(Dataset records)
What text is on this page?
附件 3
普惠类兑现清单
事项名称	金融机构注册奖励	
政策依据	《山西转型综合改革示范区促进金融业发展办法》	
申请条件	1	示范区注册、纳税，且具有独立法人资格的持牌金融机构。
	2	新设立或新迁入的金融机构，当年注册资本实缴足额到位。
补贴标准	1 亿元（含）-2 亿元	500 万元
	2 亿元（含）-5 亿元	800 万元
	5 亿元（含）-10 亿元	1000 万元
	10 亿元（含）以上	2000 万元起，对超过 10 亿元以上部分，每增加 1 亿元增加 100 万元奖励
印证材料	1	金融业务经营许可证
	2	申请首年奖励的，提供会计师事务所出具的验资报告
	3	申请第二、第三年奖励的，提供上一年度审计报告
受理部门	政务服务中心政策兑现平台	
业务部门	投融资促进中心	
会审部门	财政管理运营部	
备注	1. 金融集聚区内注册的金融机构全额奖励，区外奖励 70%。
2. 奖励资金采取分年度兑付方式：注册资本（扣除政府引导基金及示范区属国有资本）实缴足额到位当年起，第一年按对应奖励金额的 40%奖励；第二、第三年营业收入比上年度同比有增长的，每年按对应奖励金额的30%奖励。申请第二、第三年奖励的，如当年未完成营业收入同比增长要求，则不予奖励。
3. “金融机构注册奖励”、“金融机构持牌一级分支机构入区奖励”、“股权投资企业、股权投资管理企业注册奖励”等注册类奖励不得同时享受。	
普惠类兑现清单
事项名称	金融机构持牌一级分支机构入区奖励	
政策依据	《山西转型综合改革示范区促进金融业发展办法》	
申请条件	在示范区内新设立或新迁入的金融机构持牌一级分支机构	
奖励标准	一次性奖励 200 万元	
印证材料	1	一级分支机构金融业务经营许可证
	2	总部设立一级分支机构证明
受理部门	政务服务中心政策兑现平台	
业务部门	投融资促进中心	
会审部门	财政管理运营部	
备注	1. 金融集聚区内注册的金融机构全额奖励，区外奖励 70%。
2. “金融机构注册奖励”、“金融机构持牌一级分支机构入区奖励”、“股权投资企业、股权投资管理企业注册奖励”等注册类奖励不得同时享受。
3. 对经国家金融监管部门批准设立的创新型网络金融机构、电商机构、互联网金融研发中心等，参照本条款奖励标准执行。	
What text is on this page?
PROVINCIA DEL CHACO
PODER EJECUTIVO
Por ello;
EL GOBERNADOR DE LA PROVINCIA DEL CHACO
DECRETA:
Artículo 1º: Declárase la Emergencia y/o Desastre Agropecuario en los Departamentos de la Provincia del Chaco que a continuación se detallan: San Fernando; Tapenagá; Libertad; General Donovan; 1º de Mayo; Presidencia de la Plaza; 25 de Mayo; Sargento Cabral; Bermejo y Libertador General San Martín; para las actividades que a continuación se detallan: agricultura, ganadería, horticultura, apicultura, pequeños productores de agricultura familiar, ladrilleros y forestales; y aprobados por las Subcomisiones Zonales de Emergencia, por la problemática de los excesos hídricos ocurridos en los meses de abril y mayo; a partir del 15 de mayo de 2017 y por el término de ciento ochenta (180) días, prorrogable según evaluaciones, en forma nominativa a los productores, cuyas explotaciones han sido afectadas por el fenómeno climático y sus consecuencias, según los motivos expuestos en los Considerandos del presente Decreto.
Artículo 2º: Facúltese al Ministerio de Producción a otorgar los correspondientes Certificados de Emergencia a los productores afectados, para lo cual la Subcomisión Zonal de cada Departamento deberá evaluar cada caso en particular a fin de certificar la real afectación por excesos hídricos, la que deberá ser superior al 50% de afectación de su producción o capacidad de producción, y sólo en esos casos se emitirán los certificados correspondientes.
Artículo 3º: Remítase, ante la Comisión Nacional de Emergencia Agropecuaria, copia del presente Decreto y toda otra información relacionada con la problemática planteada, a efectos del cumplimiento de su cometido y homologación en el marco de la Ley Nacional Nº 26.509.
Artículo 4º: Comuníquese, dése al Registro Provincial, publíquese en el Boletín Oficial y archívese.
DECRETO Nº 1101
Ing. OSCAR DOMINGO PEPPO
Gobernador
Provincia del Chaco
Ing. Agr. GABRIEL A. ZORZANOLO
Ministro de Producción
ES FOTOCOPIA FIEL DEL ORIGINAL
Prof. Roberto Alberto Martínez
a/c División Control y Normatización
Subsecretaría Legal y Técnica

◆ **THE TASK**: Go through the entries above and pull out each line with "金融机构持牌一级分支机构入区奖励" in it.

◆ **COMPLETE ANSWER**:
3. “金融机构注册奖励”、“金融机构持牌一级分支机构入区奖励”、“股权投资企业、股权投资管理企业注册奖励”等注册类奖励不得同时享受。	
事项名称	金融机构持牌一级分支机构入区奖励	
2. “金融机构注册奖励”、“金融机构持牌一级分支机构入区奖励”、“股权投资企业、股权投资管理企业注册奖励”等注册类奖励不得同时享受。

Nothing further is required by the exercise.